**STORED RECORDS**
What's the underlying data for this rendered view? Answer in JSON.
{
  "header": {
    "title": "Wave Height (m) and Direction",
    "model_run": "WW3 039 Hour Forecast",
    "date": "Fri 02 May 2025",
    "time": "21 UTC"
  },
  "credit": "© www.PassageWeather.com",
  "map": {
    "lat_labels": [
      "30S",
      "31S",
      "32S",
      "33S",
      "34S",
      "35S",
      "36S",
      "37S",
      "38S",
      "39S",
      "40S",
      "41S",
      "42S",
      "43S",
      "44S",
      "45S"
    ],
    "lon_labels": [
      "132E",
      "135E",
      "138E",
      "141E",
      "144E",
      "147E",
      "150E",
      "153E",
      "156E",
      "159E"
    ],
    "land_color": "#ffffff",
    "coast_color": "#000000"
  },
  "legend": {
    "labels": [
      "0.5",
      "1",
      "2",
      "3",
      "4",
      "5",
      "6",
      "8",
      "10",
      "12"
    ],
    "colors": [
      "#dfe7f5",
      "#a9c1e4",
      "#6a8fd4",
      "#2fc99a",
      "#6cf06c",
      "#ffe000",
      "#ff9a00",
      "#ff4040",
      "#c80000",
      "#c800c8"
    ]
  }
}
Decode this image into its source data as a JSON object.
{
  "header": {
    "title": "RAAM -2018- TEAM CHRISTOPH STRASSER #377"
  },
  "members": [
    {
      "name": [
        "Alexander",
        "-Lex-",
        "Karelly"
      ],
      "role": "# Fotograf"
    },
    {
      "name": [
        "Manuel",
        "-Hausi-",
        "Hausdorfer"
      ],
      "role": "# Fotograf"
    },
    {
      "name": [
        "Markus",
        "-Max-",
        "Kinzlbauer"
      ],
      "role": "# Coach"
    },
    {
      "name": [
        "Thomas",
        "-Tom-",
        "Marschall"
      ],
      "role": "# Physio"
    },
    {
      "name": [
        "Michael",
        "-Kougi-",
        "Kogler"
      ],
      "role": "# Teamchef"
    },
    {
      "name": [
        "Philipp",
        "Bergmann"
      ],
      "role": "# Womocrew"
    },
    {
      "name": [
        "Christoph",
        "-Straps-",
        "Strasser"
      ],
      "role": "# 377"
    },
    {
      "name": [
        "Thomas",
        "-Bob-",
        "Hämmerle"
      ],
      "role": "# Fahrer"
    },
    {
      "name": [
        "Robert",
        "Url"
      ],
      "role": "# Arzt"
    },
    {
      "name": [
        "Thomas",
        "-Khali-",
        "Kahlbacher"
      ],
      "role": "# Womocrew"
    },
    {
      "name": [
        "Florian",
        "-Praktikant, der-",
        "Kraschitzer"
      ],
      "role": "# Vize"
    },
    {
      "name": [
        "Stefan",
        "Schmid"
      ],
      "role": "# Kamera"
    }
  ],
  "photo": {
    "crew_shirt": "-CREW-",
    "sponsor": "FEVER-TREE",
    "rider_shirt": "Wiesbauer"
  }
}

**PROBLEM**
Whichever lines contain the string "role", select and copy them.

**IN RESPONSE**
      "role": "# Fotograf"
      "role": "# Fotograf"
      "role": "# Coach"
      "role": "# Physio"
      "role": "# Teamchef"
      "role": "# Womocrew"
      "role": "# 377"
      "role": "# Fahrer"
      "role": "# Arzt"
      "role": "# Womocrew"
      "role": "# Vize"
      "role": "# Kamera"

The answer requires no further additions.